» TASK DETAILS:
Reproduce everything from "The island of Santorini" down to "was the plan!" in the passage about sailing to Crete, word for word.

-- PASSAGE TO READ start --

After arriving in Agios Nicolaos Marina we decided to tour the area by car first and then sail the boat west discovering everything we could about Crete. Don’t book days or weeks for Crete – you need at least a good month to see the island. Better yet, consider Crete a good place to winter yourself and the boat.
After leaving the Greek island of Astipalia, our intention was to sail west to the picturesque island of Santorini. As fate would have it, the winds were not in our favor. Blowing directly on our nose there was no chance of getting our sails out. The thought of an 8-hour motor ride into wind and waves did not sound appealing. Furthermore, my husband and I were a bit concerned about finding a spot to tie onto or anchor. Apparently, there are very limited spaces for sailboats around Santorini.
The island of Santorini is a volcano so it gets very deep very quickly making it difficult to anchor.
It didn’t take more than 5 minutes for us to agree to a 10-hour sail down south to the island of Crete instead. Once on the island of Crete, we could find a safe place to put the boat and take a ferry to Santorini for a day or two. Or, at least, that was the plan!

-- PASSAGE TO READ end --
-- DATASET ROWS start --

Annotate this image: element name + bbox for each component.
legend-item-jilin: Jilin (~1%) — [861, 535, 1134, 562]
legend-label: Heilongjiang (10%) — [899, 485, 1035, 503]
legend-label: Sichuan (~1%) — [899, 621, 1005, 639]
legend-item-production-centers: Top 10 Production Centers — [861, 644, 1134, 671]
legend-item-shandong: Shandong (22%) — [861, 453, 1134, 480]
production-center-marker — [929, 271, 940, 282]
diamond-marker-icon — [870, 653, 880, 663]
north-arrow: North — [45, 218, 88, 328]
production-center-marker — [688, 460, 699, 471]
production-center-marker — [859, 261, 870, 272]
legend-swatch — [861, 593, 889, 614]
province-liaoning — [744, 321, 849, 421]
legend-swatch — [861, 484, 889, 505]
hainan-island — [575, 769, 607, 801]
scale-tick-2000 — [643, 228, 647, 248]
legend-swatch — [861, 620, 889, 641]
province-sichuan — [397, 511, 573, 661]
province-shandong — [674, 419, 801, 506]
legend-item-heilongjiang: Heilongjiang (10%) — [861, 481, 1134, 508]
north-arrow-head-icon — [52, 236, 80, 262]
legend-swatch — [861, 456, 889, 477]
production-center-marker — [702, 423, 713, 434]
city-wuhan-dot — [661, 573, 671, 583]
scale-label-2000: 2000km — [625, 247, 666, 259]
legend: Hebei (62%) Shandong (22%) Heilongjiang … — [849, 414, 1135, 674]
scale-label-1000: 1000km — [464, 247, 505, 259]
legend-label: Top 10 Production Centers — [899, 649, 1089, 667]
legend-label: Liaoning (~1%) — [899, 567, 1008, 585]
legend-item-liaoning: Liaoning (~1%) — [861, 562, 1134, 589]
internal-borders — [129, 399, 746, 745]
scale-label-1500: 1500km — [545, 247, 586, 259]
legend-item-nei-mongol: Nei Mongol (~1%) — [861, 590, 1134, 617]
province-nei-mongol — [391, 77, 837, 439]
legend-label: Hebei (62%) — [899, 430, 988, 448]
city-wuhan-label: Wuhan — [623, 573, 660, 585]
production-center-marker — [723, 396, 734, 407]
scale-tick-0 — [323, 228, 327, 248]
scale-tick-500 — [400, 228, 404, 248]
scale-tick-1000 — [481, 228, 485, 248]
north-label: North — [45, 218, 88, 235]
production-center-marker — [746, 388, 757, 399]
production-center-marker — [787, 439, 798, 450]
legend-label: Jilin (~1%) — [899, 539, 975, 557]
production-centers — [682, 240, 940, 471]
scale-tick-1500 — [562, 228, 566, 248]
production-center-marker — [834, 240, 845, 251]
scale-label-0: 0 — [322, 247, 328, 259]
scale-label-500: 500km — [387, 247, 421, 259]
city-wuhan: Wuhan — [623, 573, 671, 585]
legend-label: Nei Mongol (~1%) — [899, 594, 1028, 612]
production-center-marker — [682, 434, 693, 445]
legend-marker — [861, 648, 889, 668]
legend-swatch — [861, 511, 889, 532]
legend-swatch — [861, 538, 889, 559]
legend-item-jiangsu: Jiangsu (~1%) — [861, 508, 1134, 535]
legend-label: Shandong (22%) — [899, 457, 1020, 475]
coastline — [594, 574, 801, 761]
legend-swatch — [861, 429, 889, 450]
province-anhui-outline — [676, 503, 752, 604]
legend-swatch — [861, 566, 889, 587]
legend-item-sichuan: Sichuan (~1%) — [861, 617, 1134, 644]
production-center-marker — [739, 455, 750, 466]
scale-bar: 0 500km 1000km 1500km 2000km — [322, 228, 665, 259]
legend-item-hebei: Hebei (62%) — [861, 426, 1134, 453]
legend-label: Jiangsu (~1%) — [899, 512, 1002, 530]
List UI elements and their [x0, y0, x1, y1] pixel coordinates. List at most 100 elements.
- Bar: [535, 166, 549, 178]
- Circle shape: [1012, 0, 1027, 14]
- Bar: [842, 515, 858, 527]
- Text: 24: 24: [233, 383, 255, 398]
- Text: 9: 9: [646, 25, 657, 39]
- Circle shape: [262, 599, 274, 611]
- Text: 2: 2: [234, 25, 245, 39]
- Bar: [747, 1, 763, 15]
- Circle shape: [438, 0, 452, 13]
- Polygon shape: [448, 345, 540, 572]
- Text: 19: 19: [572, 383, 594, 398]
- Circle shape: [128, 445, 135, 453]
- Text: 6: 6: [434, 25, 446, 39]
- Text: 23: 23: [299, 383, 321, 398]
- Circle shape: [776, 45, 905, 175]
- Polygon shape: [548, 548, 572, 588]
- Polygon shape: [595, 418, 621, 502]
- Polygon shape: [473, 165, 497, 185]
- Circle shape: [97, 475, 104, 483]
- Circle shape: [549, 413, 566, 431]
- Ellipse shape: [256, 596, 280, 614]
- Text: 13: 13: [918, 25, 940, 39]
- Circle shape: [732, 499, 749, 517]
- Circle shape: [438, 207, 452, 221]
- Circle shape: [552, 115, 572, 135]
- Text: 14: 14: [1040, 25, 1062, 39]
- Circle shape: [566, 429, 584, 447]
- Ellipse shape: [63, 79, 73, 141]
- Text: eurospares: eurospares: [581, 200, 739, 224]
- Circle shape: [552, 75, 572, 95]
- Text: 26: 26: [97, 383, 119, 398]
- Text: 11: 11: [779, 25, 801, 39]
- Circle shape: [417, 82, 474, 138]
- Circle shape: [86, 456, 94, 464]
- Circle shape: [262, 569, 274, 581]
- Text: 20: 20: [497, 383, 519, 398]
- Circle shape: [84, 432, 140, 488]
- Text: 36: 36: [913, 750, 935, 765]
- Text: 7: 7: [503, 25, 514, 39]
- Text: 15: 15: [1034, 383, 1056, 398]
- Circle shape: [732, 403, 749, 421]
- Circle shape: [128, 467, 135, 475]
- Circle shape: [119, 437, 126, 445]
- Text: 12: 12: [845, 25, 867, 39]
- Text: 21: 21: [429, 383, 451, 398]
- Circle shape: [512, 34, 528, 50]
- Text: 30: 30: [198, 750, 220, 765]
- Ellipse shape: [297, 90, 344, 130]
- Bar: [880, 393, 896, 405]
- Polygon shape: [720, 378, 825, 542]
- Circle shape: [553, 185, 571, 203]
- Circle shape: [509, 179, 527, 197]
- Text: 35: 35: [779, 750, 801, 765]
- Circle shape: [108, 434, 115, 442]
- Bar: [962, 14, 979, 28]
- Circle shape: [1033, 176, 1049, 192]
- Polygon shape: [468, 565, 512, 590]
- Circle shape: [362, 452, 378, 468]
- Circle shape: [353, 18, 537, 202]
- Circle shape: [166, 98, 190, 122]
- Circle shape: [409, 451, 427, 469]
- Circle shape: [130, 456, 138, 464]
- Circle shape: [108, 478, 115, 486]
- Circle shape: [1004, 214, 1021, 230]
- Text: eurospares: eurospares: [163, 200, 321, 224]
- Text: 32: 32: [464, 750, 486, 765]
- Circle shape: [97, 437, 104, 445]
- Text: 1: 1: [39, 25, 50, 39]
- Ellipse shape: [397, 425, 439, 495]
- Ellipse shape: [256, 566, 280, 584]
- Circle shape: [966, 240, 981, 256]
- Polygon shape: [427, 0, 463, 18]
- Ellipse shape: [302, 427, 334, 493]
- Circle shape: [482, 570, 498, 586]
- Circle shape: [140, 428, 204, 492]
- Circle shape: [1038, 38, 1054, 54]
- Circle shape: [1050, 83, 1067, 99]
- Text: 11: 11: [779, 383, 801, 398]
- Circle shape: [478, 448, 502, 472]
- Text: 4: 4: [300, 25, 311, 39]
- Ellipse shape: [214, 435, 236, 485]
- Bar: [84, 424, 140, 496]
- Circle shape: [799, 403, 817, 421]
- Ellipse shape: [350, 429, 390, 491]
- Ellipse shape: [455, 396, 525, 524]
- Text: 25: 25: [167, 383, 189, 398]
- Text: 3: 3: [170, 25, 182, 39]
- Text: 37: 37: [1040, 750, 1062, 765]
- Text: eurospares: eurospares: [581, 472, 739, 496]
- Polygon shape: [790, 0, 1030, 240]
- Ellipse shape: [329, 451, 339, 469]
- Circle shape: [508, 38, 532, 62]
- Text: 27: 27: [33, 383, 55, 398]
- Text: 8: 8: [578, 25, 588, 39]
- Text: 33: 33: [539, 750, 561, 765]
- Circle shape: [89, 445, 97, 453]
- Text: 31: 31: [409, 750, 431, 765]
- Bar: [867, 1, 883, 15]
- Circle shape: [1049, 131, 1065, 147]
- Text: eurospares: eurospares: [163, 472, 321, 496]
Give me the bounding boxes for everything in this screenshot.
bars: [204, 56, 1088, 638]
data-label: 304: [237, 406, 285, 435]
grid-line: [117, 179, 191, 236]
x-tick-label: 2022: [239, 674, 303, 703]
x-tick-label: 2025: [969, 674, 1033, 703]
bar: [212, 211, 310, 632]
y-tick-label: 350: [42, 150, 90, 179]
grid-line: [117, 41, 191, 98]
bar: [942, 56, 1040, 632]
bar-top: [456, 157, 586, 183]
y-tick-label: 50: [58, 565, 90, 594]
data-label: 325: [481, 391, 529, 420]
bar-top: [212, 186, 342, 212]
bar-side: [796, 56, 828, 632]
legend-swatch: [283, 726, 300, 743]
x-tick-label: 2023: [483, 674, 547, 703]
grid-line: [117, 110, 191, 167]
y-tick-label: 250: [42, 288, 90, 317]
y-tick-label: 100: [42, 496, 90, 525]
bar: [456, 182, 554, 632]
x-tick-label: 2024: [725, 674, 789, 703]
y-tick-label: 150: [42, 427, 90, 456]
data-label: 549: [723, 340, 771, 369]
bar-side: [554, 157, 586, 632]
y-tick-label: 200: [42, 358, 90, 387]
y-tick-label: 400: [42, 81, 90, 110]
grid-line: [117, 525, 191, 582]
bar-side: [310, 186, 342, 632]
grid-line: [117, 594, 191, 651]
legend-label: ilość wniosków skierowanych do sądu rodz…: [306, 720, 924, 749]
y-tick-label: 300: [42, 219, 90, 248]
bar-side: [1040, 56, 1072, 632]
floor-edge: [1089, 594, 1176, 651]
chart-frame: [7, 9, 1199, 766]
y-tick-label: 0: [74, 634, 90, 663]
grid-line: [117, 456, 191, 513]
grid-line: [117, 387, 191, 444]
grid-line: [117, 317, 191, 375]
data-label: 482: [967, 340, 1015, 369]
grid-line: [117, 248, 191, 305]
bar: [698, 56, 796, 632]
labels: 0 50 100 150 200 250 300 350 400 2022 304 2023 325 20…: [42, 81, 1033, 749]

-- DATASET ROWS end --

» RESULT OF THE EXERCISE:
The island of Santorini is a volcano so it gets very deep very quickly making it difficult to anchor.
It didn’t take more than 5 minutes for us to agree to a 10-hour sail down south to the island of Crete instead. Once on the island of Crete, we could find a safe place to put the boat and take a ferry to Santorini for a day or two. Or, at least, that was the plan!